▸ STATED TASK
What follows is a set of entries. Repeat them exactly, but not their pictures.

▸ DATA SECTION
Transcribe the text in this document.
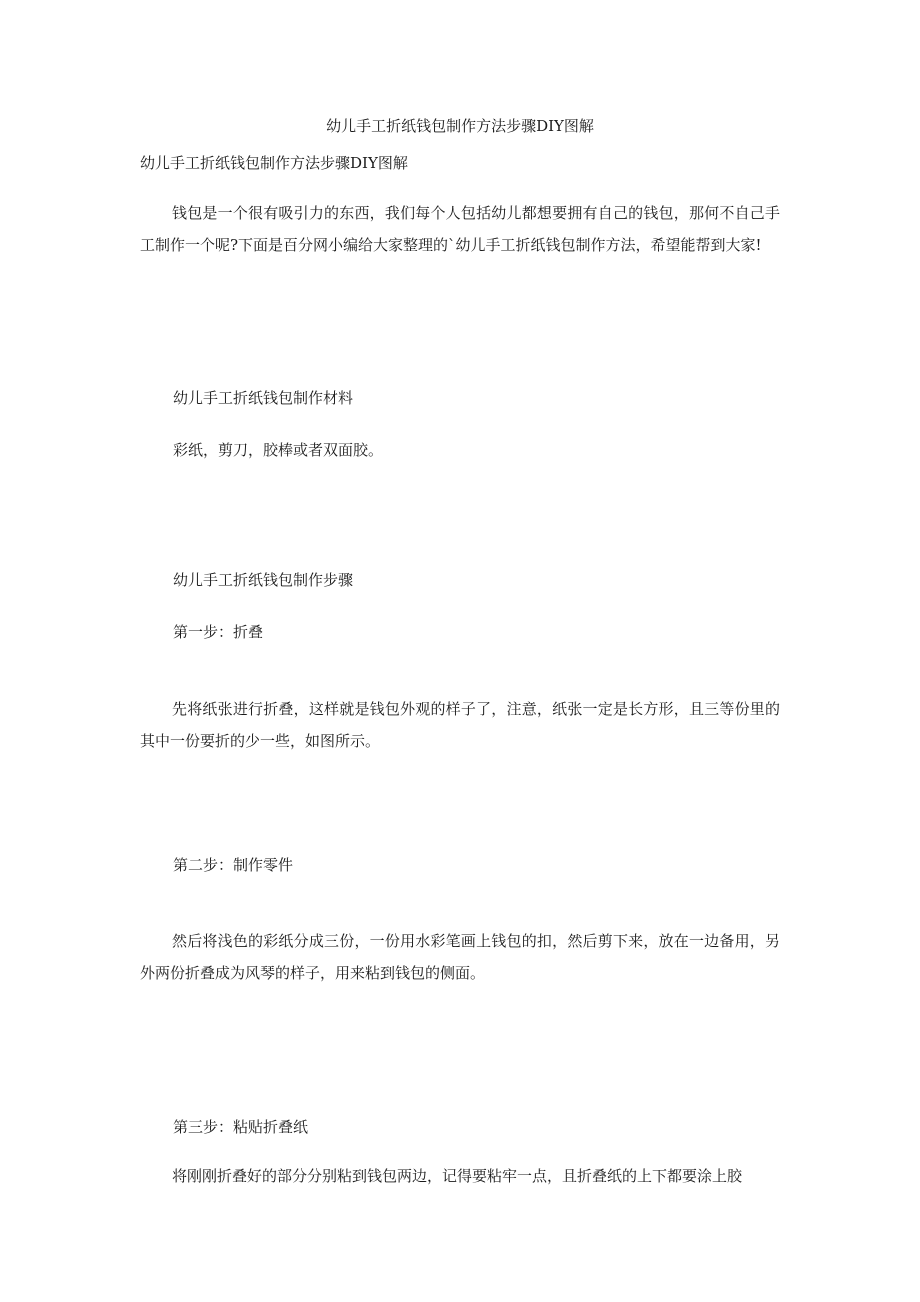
幼儿手工折纸钱包制作方法步骤DIY图解
幼儿手工折纸钱包制作方法步骤DIY图解
钱包是一个很有吸引力的东西，我们每个人包括幼儿都想要拥有自己的钱包，那何不自己手工制作一个呢?下面是百分网小编给大家整理的`幼儿手工折纸钱包制作方法，希望能帮到大家!
幼儿手工折纸钱包制作材料
彩纸，剪刀，胶棒或者双面胶。
幼儿手工折纸钱包制作步骤
第一步：折叠
先将纸张进行折叠，这样就是钱包外观的样子了，注意，纸张一定是长方形，且三等份里的其中一份要折的少一些，如图所示。
第二步：制作零件
然后将浅色的彩纸分成三份，一份用水彩笔画上钱包的扣，然后剪下来，放在一边备用，另外两份折叠成为风琴的样子，用来粘到钱包的侧面。
第三步：粘贴折叠纸
将刚刚折叠好的部分分别粘到钱包两边，记得要粘牢一点，且折叠纸的上下都要涂上胶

▸ IN RESPONSE
Transcribe the text in this document.
幼儿手工折纸钱包制作方法步骤DIY图解
幼儿手工折纸钱包制作方法步骤DIY图解
钱包是一个很有吸引力的东西，我们每个人包括幼儿都想要拥有自己的钱包，那何不自己手工制作一个呢?下面是百分网小编给大家整理的`幼儿手工折纸钱包制作方法，希望能帮到大家!
幼儿手工折纸钱包制作材料
彩纸，剪刀，胶棒或者双面胶。
幼儿手工折纸钱包制作步骤
第一步：折叠
先将纸张进行折叠，这样就是钱包外观的样子了，注意，纸张一定是长方形，且三等份里的其中一份要折的少一些，如图所示。
第二步：制作零件
然后将浅色的彩纸分成三份，一份用水彩笔画上钱包的扣，然后剪下来，放在一边备用，另外两份折叠成为风琴的样子，用来粘到钱包的侧面。
第三步：粘贴折叠纸
将刚刚折叠好的部分分别粘到钱包两边，记得要粘牢一点，且折叠纸的上下都要涂上胶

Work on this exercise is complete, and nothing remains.